Given instruction
Reproduce the records below exactly as they appear.

Some records:
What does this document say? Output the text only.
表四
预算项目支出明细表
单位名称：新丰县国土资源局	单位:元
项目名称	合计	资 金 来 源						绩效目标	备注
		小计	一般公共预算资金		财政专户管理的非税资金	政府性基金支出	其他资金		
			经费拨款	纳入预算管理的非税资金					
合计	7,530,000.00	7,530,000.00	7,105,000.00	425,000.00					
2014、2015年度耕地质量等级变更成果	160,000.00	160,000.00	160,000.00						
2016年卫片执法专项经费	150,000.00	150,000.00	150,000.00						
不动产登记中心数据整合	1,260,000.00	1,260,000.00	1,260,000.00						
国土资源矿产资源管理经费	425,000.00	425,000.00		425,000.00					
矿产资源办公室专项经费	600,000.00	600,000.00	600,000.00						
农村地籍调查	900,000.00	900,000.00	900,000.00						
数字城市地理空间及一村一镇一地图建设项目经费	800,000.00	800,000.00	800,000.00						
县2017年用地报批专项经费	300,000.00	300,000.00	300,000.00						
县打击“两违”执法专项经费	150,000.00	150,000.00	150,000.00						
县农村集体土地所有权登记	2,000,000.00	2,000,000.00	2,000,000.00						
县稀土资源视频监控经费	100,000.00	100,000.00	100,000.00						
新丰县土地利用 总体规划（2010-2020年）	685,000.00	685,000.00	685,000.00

Solution to the exercise
What does this document say? Output the text only.
表四
预算项目支出明细表
单位名称：新丰县国土资源局	单位:元
项目名称	合计	资 金 来 源						绩效目标	备注
		小计	一般公共预算资金		财政专户管理的非税资金	政府性基金支出	其他资金		
			经费拨款	纳入预算管理的非税资金					
合计	7,530,000.00	7,530,000.00	7,105,000.00	425,000.00					
2014、2015年度耕地质量等级变更成果	160,000.00	160,000.00	160,000.00						
2016年卫片执法专项经费	150,000.00	150,000.00	150,000.00						
不动产登记中心数据整合	1,260,000.00	1,260,000.00	1,260,000.00						
国土资源矿产资源管理经费	425,000.00	425,000.00		425,000.00					
矿产资源办公室专项经费	600,000.00	600,000.00	600,000.00						
农村地籍调查	900,000.00	900,000.00	900,000.00						
数字城市地理空间及一村一镇一地图建设项目经费	800,000.00	800,000.00	800,000.00						
县2017年用地报批专项经费	300,000.00	300,000.00	300,000.00						
县打击“两违”执法专项经费	150,000.00	150,000.00	150,000.00						
县农村集体土地所有权登记	2,000,000.00	2,000,000.00	2,000,000.00						
县稀土资源视频监控经费	100,000.00	100,000.00	100,000.00						
新丰县土地利用 总体规划（2010-2020年）	685,000.00	685,000.00	685,000.00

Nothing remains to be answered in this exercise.